TASK OBJECTIVE: Every line that includes the word "JSON" is to be listed.

--- BEGIN INFORMATION SUPPLIED ---

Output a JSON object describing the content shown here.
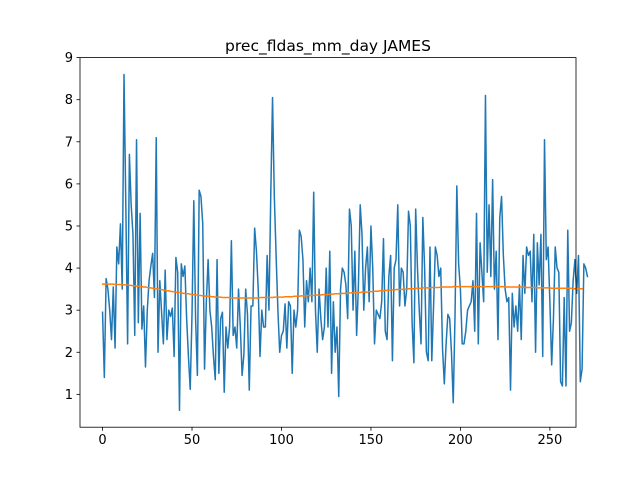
{
  "chart_data": {
    "type": "line",
    "title": "prec_fldas_mm_day JAMES",
    "xlabel": "",
    "ylabel": "",
    "xlim": [
      -12.6,
      264.6
    ],
    "ylim": [
      0.22,
      9.0
    ],
    "x_ticks": [
      0,
      50,
      100,
      150,
      200,
      250
    ],
    "y_ticks": [
      1,
      2,
      3,
      4,
      5,
      6,
      7,
      8,
      9
    ],
    "grid": false,
    "legend": "none",
    "series": [
      {
        "color": "#1f77b4",
        "values": [
          2.95,
          1.4,
          3.75,
          3.5,
          3.0,
          2.3,
          3.55,
          2.1,
          4.5,
          4.1,
          5.05,
          3.5,
          8.6,
          5.5,
          2.2,
          6.7,
          5.5,
          4.8,
          2.4,
          7.05,
          2.7,
          5.3,
          2.55,
          3.1,
          1.65,
          3.0,
          3.7,
          4.05,
          4.35,
          3.3,
          7.1,
          2.0,
          3.7,
          2.95,
          2.2,
          3.95,
          2.3,
          3.0,
          2.85,
          3.05,
          1.9,
          4.25,
          3.9,
          0.62,
          4.1,
          3.8,
          4.05,
          2.8,
          1.9,
          1.12,
          2.9,
          5.6,
          2.8,
          1.45,
          5.85,
          5.7,
          5.05,
          1.6,
          3.2,
          4.2,
          3.0,
          2.6,
          1.9,
          1.35,
          4.2,
          1.5,
          2.8,
          2.95,
          1.05,
          2.6,
          2.1,
          2.6,
          4.65,
          2.4,
          2.6,
          2.1,
          3.5,
          2.6,
          1.45,
          1.95,
          3.5,
          2.9,
          1.1,
          3.1,
          3.1,
          4.95,
          4.4,
          3.5,
          1.9,
          3.0,
          2.6,
          2.6,
          4.3,
          3.0,
          5.7,
          8.05,
          5.7,
          4.3,
          3.0,
          2.0,
          2.4,
          2.5,
          3.15,
          2.1,
          3.2,
          3.1,
          1.5,
          3.0,
          2.6,
          3.0,
          4.9,
          4.75,
          4.2,
          2.6,
          3.7,
          3.2,
          4.0,
          3.2,
          5.8,
          3.0,
          2.0,
          3.5,
          2.8,
          2.3,
          2.6,
          4.0,
          2.6,
          4.4,
          1.5,
          3.2,
          2.0,
          2.6,
          0.95,
          3.5,
          4.0,
          3.9,
          3.6,
          2.8,
          5.4,
          5.0,
          3.0,
          4.4,
          2.4,
          3.6,
          5.5,
          4.8,
          3.0,
          4.0,
          4.5,
          3.2,
          5.0,
          4.0,
          2.2,
          3.0,
          2.9,
          2.8,
          3.2,
          4.7,
          2.5,
          2.3,
          3.8,
          4.3,
          1.8,
          4.0,
          4.2,
          5.5,
          3.1,
          4.0,
          3.9,
          3.1,
          3.5,
          5.35,
          5.0,
          2.7,
          1.75,
          5.4,
          4.0,
          3.0,
          2.2,
          5.2,
          4.0,
          2.0,
          1.8,
          4.5,
          1.8,
          3.1,
          4.5,
          4.3,
          3.8,
          4.0,
          2.1,
          1.25,
          2.2,
          2.9,
          2.8,
          2.0,
          0.8,
          2.9,
          5.95,
          4.1,
          3.5,
          2.2,
          2.2,
          2.5,
          3.0,
          3.1,
          3.2,
          3.7,
          2.5,
          5.3,
          2.2,
          4.6,
          3.9,
          3.2,
          8.1,
          3.9,
          5.5,
          3.8,
          6.1,
          3.5,
          4.4,
          2.3,
          5.2,
          5.7,
          4.3,
          3.5,
          3.2,
          3.3,
          1.1,
          3.4,
          2.6,
          3.1,
          2.5,
          3.6,
          2.3,
          4.3,
          3.4,
          4.5,
          4.3,
          4.4,
          3.2,
          4.8,
          2.0,
          4.6,
          3.6,
          4.8,
          1.9,
          7.05,
          4.2,
          4.5,
          3.2,
          1.7,
          2.8,
          4.5,
          4.0,
          3.9,
          1.3,
          1.2,
          3.3,
          1.2,
          4.9,
          2.5,
          2.7,
          3.7,
          4.2,
          3.4,
          4.3,
          1.3,
          1.6,
          4.1,
          4.0,
          3.8
        ]
      },
      {
        "color": "#ff7f0e",
        "values": [
          3.62,
          3.62,
          3.62,
          3.62,
          3.62,
          3.62,
          3.62,
          3.61,
          3.61,
          3.61,
          3.61,
          3.61,
          3.6,
          3.6,
          3.6,
          3.59,
          3.59,
          3.58,
          3.58,
          3.57,
          3.57,
          3.56,
          3.56,
          3.55,
          3.55,
          3.54,
          3.53,
          3.53,
          3.52,
          3.51,
          3.51,
          3.5,
          3.49,
          3.49,
          3.48,
          3.47,
          3.46,
          3.46,
          3.45,
          3.44,
          3.44,
          3.43,
          3.42,
          3.42,
          3.41,
          3.4,
          3.4,
          3.39,
          3.39,
          3.38,
          3.37,
          3.37,
          3.36,
          3.36,
          3.35,
          3.35,
          3.34,
          3.34,
          3.33,
          3.33,
          3.33,
          3.32,
          3.32,
          3.31,
          3.31,
          3.31,
          3.31,
          3.3,
          3.3,
          3.3,
          3.3,
          3.3,
          3.29,
          3.29,
          3.29,
          3.29,
          3.29,
          3.29,
          3.29,
          3.29,
          3.29,
          3.29,
          3.29,
          3.29,
          3.29,
          3.29,
          3.29,
          3.29,
          3.3,
          3.3,
          3.3,
          3.3,
          3.3,
          3.3,
          3.3,
          3.3,
          3.31,
          3.31,
          3.31,
          3.31,
          3.31,
          3.31,
          3.32,
          3.32,
          3.32,
          3.32,
          3.32,
          3.33,
          3.33,
          3.33,
          3.33,
          3.34,
          3.34,
          3.34,
          3.34,
          3.35,
          3.35,
          3.35,
          3.35,
          3.36,
          3.36,
          3.36,
          3.36,
          3.37,
          3.37,
          3.37,
          3.37,
          3.38,
          3.38,
          3.38,
          3.39,
          3.39,
          3.39,
          3.39,
          3.4,
          3.4,
          3.4,
          3.4,
          3.41,
          3.41,
          3.41,
          3.41,
          3.42,
          3.42,
          3.42,
          3.43,
          3.43,
          3.43,
          3.43,
          3.44,
          3.44,
          3.44,
          3.45,
          3.45,
          3.45,
          3.46,
          3.46,
          3.46,
          3.47,
          3.47,
          3.47,
          3.48,
          3.48,
          3.48,
          3.49,
          3.49,
          3.49,
          3.49,
          3.5,
          3.5,
          3.5,
          3.51,
          3.51,
          3.51,
          3.51,
          3.52,
          3.52,
          3.52,
          3.52,
          3.53,
          3.53,
          3.53,
          3.53,
          3.53,
          3.54,
          3.54,
          3.54,
          3.54,
          3.54,
          3.55,
          3.55,
          3.55,
          3.55,
          3.55,
          3.55,
          3.55,
          3.56,
          3.56,
          3.56,
          3.56,
          3.56,
          3.56,
          3.56,
          3.56,
          3.56,
          3.56,
          3.56,
          3.56,
          3.56,
          3.56,
          3.56,
          3.56,
          3.56,
          3.56,
          3.56,
          3.56,
          3.56,
          3.56,
          3.56,
          3.56,
          3.56,
          3.56,
          3.56,
          3.56,
          3.56,
          3.55,
          3.55,
          3.55,
          3.55,
          3.55,
          3.55,
          3.55,
          3.55,
          3.55,
          3.55,
          3.55,
          3.54,
          3.54,
          3.54,
          3.54,
          3.54,
          3.54,
          3.54,
          3.53,
          3.53,
          3.53,
          3.53,
          3.53,
          3.53,
          3.53,
          3.53,
          3.52,
          3.52,
          3.52,
          3.52,
          3.52,
          3.52,
          3.52,
          3.52,
          3.52,
          3.52,
          3.52,
          3.52,
          3.51,
          3.51,
          3.51,
          3.51,
          3.51,
          3.51
        ]
      }
    ]
  }
}
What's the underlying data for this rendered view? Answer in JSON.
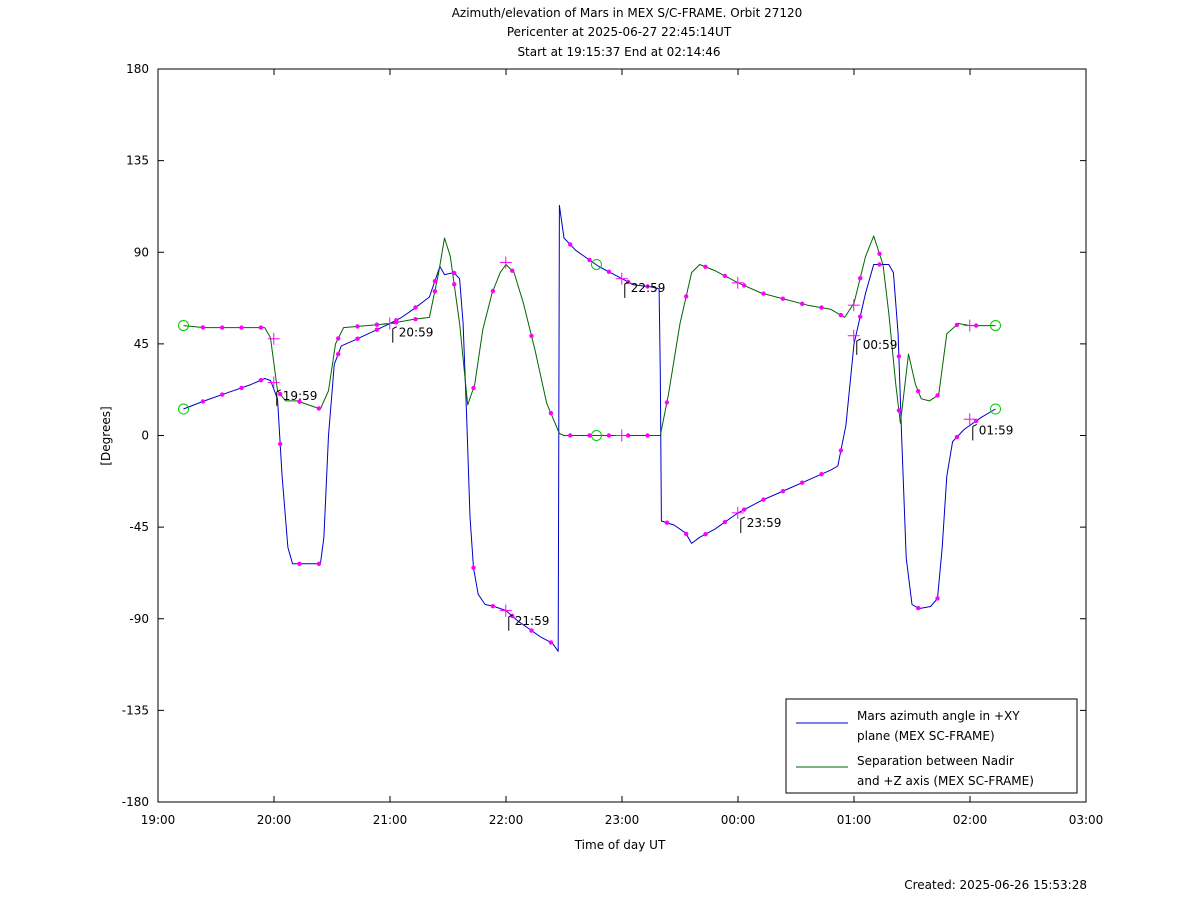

--- END INFORMATION SUPPLIED ---

THE RESPONSE:
Output a JSON object describing the content shown here.
What's the underlying data for this rendered view? Answer in JSON.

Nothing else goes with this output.